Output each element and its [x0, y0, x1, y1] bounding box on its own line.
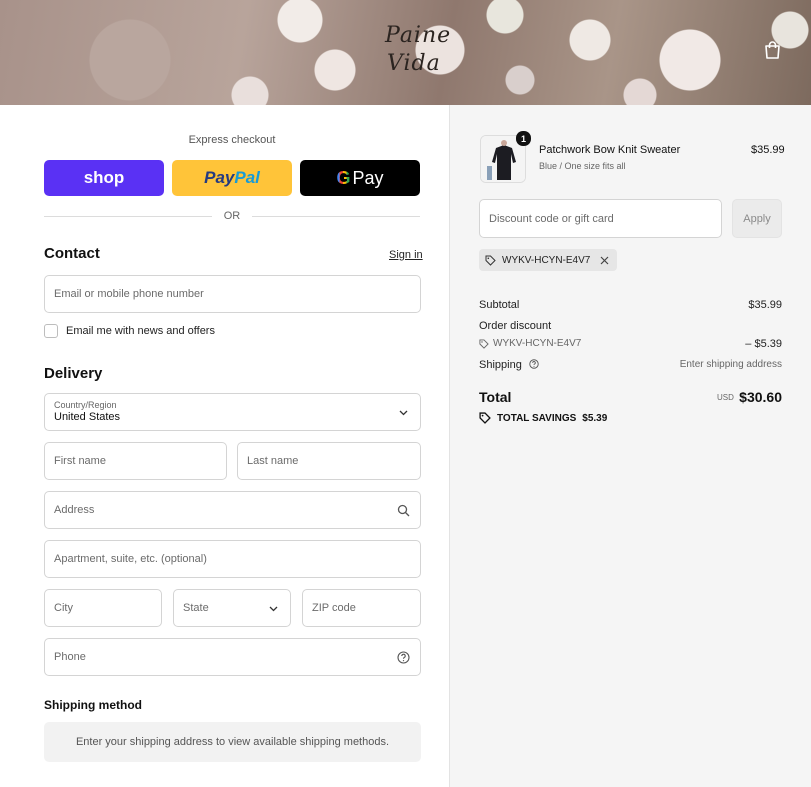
apartment-field[interactable] [44, 540, 421, 578]
email-field[interactable] [44, 275, 421, 313]
contact-heading: Contact [44, 245, 100, 262]
applied-discount-chip: WYKV-HCYN-E4V7 [479, 249, 618, 271]
first-name-field[interactable] [44, 442, 227, 480]
city-field[interactable] [44, 589, 162, 627]
city-input[interactable] [54, 590, 161, 626]
newsletter-checkbox[interactable] [44, 324, 58, 338]
delivery-heading: Delivery [44, 365, 103, 382]
order-discount-label: Order discount [479, 320, 552, 332]
or-divider-right [252, 216, 420, 217]
phone-field[interactable] [44, 638, 421, 676]
total-value: $30.60 [739, 389, 782, 405]
search-icon[interactable] [397, 504, 410, 517]
apartment-input[interactable] [54, 541, 420, 577]
apply-discount-button[interactable]: Apply [732, 199, 782, 238]
subtotal-value: $35.99 [748, 299, 782, 311]
or-divider-label: OR [223, 210, 241, 222]
address-input[interactable] [54, 492, 420, 528]
shipping-row: Shipping [479, 359, 539, 371]
header-banner: Paine Vida [0, 0, 811, 105]
discount-code-input[interactable] [489, 212, 721, 225]
google-pay-button[interactable]: G Pay [300, 160, 420, 196]
order-discount-code: WYKV-HCYN-E4V7 [493, 338, 582, 349]
brand-line-1: Paine [385, 23, 452, 48]
shopping-bag-icon[interactable] [764, 41, 781, 59]
product-variant: Blue / One size fits all [539, 161, 626, 171]
quantity-badge: 1 [516, 131, 531, 146]
country-label: Country/Region [54, 400, 117, 410]
or-divider-left [44, 216, 212, 217]
chevron-down-icon [399, 410, 408, 416]
zip-input[interactable] [312, 590, 420, 626]
applied-discount-code: WYKV-HCYN-E4V7 [502, 254, 591, 266]
state-select[interactable]: State [173, 589, 291, 627]
order-discount-code-row: WYKV-HCYN-E4V7 [479, 338, 581, 349]
brand-logo[interactable]: Paine Vida [385, 22, 451, 78]
paypal-label-part2: Pal [234, 168, 260, 187]
product-price: $35.99 [751, 144, 785, 156]
total-savings-value: $5.39 [582, 412, 608, 424]
total-savings-row: TOTAL SAVINGS $5.39 [479, 412, 607, 424]
first-name-input[interactable] [54, 443, 226, 479]
close-icon[interactable] [600, 256, 609, 265]
total-label: Total [479, 389, 512, 405]
shop-pay-label: shop [83, 168, 125, 187]
total-savings-label: TOTAL SAVINGS [497, 412, 577, 424]
email-input[interactable] [54, 276, 420, 312]
shipping-method-hint: Enter your shipping address to view avai… [75, 736, 390, 748]
sign-in-link[interactable]: Sign in [389, 249, 423, 261]
help-circle-icon[interactable] [529, 359, 539, 369]
brand-line-2: Vida [387, 51, 441, 76]
express-checkout-label: Express checkout [188, 134, 276, 146]
help-circle-icon[interactable] [397, 651, 410, 664]
subtotal-label: Subtotal [479, 299, 520, 311]
last-name-field[interactable] [237, 442, 421, 480]
google-g-icon: G [336, 167, 351, 188]
tag-icon [479, 338, 489, 349]
newsletter-label: Email me with news and offers [66, 325, 215, 337]
tag-icon [485, 255, 496, 266]
address-field[interactable] [44, 491, 421, 529]
order-discount-value: – $5.39 [745, 338, 782, 350]
country-value: United States [54, 411, 121, 423]
total-currency: USD [717, 393, 734, 402]
phone-input[interactable] [54, 639, 420, 675]
tag-icon [479, 412, 491, 424]
chevron-down-icon [269, 606, 278, 612]
paypal-button[interactable]: Pay Pal [172, 160, 292, 196]
shipping-value: Enter shipping address [679, 359, 782, 370]
paypal-label-part1: Pay [204, 168, 235, 187]
shipping-method-heading: Shipping method [44, 698, 142, 712]
discount-code-field[interactable] [479, 199, 722, 238]
shipping-method-placeholder: Enter your shipping address to view avai… [44, 722, 421, 762]
google-pay-label: Pay [352, 167, 384, 188]
zip-field[interactable] [302, 589, 421, 627]
product-name: Patchwork Bow Knit Sweater [539, 144, 681, 156]
last-name-input[interactable] [247, 443, 420, 479]
shipping-label: Shipping [479, 359, 522, 371]
country-select[interactable]: Country/Region United States [44, 393, 421, 431]
shop-pay-button[interactable]: shop [44, 160, 164, 196]
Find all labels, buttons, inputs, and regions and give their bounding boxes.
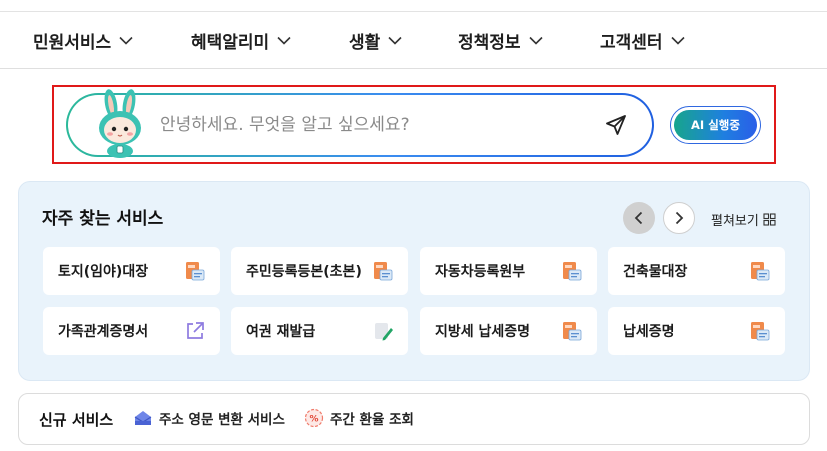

• **CHALLENGE**
Copy out the rows again, from the one that contains "apartment-field[interactable] [44, 540, 421, 578]" down to the one that contains "first-name-field[interactable] [44, 442, 227, 480]", both of those included.

• **RESULT**
apartment-field[interactable] [44, 540, 421, 578]
email-field[interactable] [44, 275, 421, 313]
contact-heading: Contact [44, 245, 100, 262]
applied-discount-chip: WYKV-HCYN-E4V7 [479, 249, 618, 271]
first-name-field[interactable] [44, 442, 227, 480]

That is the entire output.